## Task objective
Output every line below without omitting or altering anything.
-- Start Records for this exercise --
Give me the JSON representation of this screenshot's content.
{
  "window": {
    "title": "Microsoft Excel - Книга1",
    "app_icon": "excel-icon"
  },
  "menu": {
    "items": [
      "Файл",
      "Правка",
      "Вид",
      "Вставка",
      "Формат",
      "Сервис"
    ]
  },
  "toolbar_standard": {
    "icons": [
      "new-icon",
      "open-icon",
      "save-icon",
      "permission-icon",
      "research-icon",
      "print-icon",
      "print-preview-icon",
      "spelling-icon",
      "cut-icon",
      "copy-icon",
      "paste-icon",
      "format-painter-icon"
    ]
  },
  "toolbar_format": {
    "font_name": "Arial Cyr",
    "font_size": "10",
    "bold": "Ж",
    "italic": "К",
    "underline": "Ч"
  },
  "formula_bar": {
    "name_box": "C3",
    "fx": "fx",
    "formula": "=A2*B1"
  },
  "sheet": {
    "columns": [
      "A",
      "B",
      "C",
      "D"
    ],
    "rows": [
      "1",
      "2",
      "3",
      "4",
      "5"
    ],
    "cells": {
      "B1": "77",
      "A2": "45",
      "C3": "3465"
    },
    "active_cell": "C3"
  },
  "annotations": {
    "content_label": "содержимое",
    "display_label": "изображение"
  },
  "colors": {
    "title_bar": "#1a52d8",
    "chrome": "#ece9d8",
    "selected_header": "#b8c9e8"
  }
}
-- End Records for this exercise --
## The solution
Give me the JSON representation of this screenshot's content.
{
  "window": {
    "title": "Microsoft Excel - Книга1",
    "app_icon": "excel-icon"
  },
  "menu": {
    "items": [
      "Файл",
      "Правка",
      "Вид",
      "Вставка",
      "Формат",
      "Сервис"
    ]
  },
  "toolbar_standard": {
    "icons": [
      "new-icon",
      "open-icon",
      "save-icon",
      "permission-icon",
      "research-icon",
      "print-icon",
      "print-preview-icon",
      "spelling-icon",
      "cut-icon",
      "copy-icon",
      "paste-icon",
      "format-painter-icon"
    ]
  },
  "toolbar_format": {
    "font_name": "Arial Cyr",
    "font_size": "10",
    "bold": "Ж",
    "italic": "К",
    "underline": "Ч"
  },
  "formula_bar": {
    "name_box": "C3",
    "fx": "fx",
    "formula": "=A2*B1"
  },
  "sheet": {
    "columns": [
      "A",
      "B",
      "C",
      "D"
    ],
    "rows": [
      "1",
      "2",
      "3",
      "4",
      "5"
    ],
    "cells": {
      "B1": "77",
      "A2": "45",
      "C3": "3465"
    },
    "active_cell": "C3"
  },
  "annotations": {
    "content_label": "содержимое",
    "display_label": "изображение"
  },
  "colors": {
    "title_bar": "#1a52d8",
    "chrome": "#ece9d8",
    "selected_header": "#b8c9e8"
  }
}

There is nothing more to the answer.